>> begin Material for this exercise

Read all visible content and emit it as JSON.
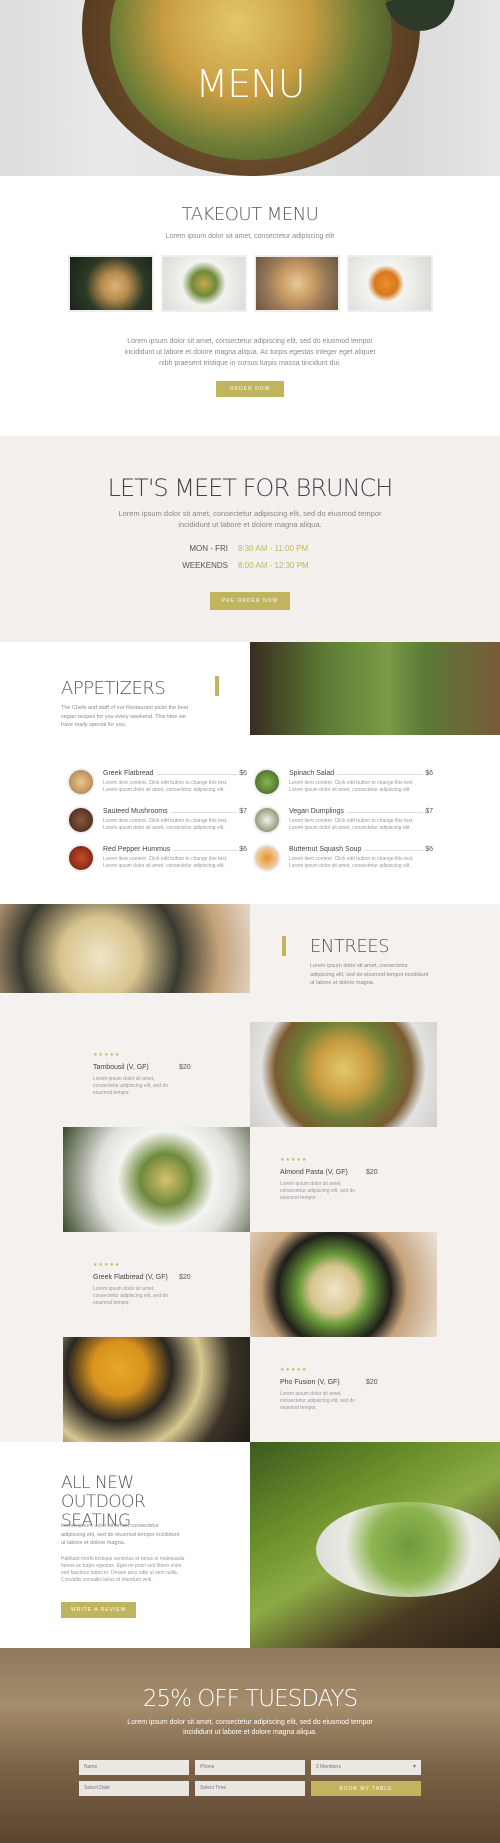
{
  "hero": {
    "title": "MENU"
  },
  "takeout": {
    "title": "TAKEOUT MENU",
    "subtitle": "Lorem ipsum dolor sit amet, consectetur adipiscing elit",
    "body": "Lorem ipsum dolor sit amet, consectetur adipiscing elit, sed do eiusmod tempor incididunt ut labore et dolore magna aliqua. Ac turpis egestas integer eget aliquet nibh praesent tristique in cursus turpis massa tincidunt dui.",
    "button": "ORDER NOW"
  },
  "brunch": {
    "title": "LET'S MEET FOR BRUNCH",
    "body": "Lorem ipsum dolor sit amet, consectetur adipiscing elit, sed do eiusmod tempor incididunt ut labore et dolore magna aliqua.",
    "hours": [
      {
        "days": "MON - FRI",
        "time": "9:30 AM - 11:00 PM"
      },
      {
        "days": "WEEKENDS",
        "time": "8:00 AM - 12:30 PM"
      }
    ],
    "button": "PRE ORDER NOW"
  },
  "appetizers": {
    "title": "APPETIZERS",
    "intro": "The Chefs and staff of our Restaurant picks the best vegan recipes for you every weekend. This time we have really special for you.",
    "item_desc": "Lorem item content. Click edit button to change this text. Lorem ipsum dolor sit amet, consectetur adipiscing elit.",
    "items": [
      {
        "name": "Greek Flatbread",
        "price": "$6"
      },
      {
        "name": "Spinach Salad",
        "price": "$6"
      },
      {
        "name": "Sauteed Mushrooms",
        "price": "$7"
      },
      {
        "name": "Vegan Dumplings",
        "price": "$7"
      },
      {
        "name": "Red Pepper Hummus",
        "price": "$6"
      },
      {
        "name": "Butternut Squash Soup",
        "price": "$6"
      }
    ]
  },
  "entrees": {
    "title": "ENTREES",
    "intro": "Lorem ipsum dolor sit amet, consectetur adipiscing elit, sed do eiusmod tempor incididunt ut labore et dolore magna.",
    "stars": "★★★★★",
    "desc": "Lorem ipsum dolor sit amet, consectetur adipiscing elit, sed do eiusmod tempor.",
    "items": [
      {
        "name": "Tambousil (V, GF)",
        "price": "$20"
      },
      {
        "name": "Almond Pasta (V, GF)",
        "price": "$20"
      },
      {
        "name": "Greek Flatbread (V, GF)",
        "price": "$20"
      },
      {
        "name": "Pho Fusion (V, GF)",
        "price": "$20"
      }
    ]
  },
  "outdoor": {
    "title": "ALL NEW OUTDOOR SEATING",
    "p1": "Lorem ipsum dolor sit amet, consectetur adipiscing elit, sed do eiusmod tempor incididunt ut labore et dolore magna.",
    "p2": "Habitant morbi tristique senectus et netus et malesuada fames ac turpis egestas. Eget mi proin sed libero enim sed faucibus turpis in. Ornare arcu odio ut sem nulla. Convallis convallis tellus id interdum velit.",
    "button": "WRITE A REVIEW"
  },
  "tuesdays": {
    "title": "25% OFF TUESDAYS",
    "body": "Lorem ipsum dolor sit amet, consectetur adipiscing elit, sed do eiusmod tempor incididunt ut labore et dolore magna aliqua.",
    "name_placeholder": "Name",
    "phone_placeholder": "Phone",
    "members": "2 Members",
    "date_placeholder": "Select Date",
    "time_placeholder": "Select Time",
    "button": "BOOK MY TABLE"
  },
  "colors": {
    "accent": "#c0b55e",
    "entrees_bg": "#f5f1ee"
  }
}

>> end Material for this exercise
>> begin Material for this exercise

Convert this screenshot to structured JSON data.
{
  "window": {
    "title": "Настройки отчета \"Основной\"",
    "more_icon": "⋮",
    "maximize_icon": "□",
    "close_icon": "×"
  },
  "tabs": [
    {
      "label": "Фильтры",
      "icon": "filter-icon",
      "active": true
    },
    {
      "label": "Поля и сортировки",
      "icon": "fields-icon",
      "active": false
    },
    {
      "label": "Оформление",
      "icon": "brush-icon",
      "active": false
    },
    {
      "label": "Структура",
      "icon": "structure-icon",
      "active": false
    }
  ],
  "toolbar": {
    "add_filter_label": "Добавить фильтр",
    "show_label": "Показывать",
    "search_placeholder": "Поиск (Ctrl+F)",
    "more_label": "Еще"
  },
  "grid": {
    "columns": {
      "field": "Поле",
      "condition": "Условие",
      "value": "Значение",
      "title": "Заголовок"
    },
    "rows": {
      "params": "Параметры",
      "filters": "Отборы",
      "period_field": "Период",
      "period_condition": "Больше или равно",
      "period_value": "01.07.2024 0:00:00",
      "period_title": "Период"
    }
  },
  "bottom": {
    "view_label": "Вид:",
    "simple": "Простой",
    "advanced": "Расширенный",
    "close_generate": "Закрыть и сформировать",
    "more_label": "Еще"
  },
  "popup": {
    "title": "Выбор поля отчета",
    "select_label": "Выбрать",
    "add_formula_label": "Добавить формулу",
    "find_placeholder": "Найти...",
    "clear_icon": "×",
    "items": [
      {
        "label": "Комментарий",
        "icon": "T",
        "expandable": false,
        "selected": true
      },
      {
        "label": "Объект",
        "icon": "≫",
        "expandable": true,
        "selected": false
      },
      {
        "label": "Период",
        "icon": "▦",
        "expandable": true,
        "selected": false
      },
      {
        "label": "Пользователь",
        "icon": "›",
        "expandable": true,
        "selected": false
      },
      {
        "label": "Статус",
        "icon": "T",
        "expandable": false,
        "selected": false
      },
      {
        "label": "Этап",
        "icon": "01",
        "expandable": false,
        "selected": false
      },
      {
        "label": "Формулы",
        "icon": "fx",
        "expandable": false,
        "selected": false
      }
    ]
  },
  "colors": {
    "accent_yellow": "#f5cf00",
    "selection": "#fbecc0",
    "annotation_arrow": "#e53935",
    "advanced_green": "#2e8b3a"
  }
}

>> end Material for this exercise
>> begin Material for this exercise

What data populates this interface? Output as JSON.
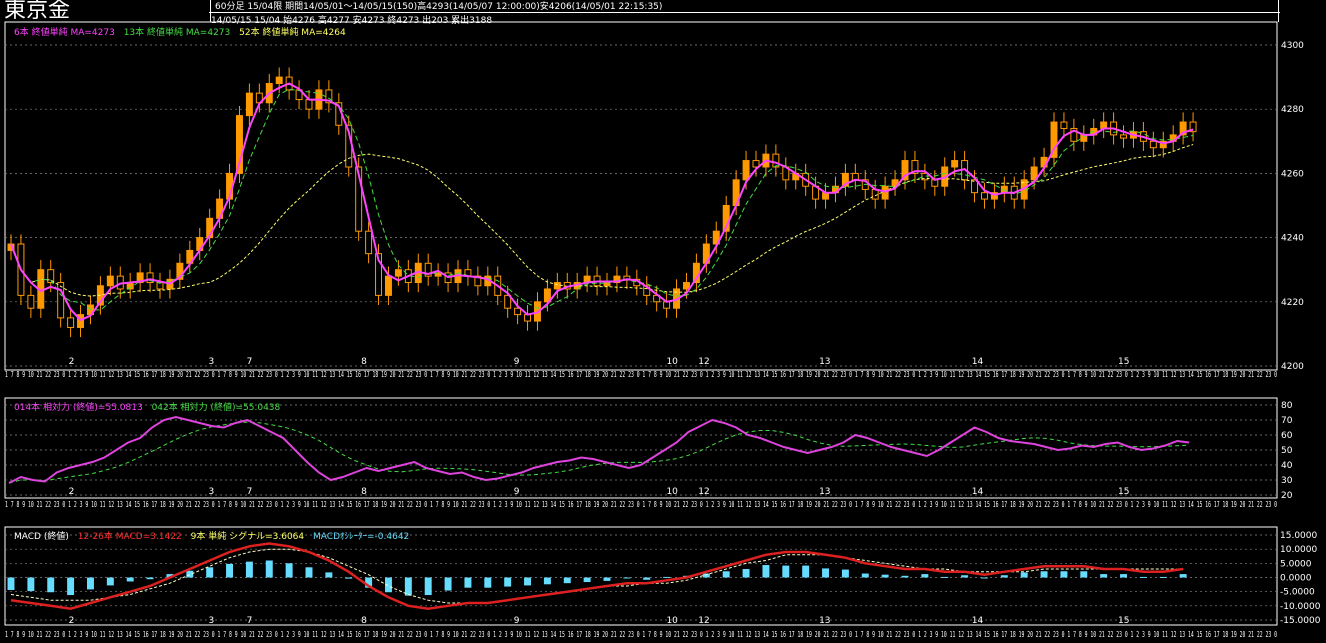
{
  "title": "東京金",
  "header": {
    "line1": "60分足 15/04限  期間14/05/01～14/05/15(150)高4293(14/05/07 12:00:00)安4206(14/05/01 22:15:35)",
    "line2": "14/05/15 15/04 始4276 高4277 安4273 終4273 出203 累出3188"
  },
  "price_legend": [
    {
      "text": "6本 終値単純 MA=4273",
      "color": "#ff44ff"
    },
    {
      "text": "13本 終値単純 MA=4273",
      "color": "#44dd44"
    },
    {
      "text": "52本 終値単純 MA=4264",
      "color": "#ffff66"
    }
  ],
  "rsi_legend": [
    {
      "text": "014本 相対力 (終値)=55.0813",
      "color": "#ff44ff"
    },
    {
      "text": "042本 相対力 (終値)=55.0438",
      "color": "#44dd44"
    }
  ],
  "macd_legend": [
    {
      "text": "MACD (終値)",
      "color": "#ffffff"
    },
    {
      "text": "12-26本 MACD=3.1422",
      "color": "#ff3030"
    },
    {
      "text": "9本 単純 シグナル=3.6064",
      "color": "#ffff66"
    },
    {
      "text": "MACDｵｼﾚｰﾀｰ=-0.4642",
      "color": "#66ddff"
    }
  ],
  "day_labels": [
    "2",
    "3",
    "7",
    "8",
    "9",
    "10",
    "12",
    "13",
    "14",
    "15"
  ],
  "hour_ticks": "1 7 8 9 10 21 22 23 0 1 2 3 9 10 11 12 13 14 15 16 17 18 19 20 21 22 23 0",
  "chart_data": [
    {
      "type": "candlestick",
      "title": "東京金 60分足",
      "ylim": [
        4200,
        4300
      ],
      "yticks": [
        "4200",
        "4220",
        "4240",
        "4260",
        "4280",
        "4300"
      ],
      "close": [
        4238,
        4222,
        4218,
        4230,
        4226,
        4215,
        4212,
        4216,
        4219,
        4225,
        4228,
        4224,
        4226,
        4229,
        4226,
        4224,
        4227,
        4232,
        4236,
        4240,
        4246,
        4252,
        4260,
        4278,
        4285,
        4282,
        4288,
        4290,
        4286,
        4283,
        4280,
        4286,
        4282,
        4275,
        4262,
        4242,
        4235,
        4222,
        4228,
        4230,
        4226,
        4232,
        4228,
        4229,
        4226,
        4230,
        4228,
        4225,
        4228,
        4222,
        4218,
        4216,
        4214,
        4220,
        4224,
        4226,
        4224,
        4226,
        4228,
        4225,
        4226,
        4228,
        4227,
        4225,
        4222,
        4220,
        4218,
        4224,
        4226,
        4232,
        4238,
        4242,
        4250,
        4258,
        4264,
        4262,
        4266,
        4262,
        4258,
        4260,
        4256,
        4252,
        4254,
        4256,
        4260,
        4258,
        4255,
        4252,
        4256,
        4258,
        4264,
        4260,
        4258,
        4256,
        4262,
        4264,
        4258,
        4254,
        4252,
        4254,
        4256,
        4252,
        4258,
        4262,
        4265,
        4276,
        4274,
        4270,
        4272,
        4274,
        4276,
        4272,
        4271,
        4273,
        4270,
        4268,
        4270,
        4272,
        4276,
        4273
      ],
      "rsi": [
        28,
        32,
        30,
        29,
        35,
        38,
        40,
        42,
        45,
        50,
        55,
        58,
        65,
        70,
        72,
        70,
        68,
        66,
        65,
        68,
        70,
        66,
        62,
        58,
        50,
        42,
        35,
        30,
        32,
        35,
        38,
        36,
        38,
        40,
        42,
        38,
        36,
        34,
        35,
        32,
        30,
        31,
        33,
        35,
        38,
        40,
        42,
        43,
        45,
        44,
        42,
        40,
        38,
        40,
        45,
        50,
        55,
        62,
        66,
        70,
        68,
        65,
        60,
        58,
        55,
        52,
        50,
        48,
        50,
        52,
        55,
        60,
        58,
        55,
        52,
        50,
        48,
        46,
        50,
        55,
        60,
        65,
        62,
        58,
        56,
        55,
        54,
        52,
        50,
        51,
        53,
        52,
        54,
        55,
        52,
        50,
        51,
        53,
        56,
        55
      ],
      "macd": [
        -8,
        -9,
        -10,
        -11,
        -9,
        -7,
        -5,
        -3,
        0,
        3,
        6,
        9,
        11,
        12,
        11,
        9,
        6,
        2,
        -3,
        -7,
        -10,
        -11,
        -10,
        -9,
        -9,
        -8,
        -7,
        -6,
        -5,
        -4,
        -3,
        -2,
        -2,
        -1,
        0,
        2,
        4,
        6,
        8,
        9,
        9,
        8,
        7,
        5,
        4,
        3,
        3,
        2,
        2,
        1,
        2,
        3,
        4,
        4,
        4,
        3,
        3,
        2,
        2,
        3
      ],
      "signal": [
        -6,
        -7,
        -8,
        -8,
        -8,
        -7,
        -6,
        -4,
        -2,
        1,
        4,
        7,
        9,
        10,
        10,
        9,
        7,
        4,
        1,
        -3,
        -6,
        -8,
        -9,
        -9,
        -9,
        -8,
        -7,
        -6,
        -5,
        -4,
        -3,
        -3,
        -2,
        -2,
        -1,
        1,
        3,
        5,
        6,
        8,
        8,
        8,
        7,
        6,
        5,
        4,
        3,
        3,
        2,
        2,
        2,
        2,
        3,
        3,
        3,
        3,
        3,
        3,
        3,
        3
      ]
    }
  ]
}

>> end Material for this exercise

* [Directive] Show, from the material above, each line that includes the string "Период".

* [Correct result]
      "period_field": "Период",
      "period_title": "Период"
        "label": "Период",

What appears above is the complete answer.